SUPPLIED RECORDS:

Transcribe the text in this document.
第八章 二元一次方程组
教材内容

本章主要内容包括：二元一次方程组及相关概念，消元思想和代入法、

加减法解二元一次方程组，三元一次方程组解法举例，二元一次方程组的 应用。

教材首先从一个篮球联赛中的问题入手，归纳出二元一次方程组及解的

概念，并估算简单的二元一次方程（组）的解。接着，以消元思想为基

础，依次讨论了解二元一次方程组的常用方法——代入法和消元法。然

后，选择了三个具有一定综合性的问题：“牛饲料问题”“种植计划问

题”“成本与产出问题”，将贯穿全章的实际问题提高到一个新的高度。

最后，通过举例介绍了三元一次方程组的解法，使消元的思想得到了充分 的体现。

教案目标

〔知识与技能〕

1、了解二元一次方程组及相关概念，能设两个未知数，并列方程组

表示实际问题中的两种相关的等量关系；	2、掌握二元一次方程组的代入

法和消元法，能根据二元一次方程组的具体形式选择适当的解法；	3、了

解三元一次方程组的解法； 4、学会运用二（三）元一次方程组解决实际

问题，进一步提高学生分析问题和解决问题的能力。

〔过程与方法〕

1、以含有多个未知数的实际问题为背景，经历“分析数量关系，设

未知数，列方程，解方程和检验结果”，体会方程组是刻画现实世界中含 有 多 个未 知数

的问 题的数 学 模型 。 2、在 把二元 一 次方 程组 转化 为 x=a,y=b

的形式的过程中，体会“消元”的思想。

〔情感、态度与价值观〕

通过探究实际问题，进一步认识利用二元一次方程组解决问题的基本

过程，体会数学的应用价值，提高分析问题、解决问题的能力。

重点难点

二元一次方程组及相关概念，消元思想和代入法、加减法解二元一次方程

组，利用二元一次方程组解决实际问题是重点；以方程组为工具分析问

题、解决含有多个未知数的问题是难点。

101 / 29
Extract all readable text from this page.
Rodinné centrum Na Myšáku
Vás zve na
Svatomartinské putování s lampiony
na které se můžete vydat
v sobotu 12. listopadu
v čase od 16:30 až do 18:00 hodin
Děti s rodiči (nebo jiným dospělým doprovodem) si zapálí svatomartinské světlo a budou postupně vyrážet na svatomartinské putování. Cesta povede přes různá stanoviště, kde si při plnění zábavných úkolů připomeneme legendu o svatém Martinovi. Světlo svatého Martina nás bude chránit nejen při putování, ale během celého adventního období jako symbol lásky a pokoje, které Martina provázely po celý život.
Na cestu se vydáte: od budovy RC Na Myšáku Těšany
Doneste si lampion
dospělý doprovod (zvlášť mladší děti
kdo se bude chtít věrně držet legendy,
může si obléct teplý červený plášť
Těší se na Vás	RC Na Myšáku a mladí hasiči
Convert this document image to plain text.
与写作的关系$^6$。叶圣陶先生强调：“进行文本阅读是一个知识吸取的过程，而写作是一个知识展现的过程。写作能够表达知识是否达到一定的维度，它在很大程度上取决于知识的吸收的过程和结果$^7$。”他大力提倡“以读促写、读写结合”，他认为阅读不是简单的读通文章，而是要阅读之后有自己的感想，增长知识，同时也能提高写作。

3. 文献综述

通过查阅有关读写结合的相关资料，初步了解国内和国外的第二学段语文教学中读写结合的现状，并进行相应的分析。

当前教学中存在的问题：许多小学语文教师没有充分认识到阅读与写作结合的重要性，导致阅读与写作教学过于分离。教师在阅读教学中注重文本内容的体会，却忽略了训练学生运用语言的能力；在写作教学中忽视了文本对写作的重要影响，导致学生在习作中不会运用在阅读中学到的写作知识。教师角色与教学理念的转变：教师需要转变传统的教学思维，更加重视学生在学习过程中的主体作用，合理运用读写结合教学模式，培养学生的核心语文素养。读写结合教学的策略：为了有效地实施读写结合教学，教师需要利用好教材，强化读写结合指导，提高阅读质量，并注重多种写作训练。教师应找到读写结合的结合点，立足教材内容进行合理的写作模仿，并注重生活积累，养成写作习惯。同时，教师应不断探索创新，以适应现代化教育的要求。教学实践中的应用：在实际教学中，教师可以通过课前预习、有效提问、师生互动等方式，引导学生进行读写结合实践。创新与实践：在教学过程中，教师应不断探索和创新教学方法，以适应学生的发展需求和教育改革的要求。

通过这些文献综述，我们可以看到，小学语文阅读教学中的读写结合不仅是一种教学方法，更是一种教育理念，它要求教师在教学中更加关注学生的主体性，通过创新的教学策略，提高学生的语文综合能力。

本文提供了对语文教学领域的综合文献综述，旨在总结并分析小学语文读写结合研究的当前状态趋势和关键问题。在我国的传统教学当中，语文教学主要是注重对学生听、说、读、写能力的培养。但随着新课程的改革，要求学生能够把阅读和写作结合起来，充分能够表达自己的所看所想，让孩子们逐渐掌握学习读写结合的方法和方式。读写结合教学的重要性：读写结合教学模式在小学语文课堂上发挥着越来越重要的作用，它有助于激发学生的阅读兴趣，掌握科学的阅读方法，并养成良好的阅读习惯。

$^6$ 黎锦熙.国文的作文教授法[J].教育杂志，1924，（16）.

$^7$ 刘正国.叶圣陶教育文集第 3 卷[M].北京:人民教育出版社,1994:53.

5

WHAT IS REQUIRED:
Show the lines of the material that contain the word "Myšáku".

RESULT BELOW:
Rodinné centrum Na Myšáku
Na cestu se vydáte: od budovy RC Na Myšáku Těšany
Těší se na Vás	RC Na Myšáku a mladí hasiči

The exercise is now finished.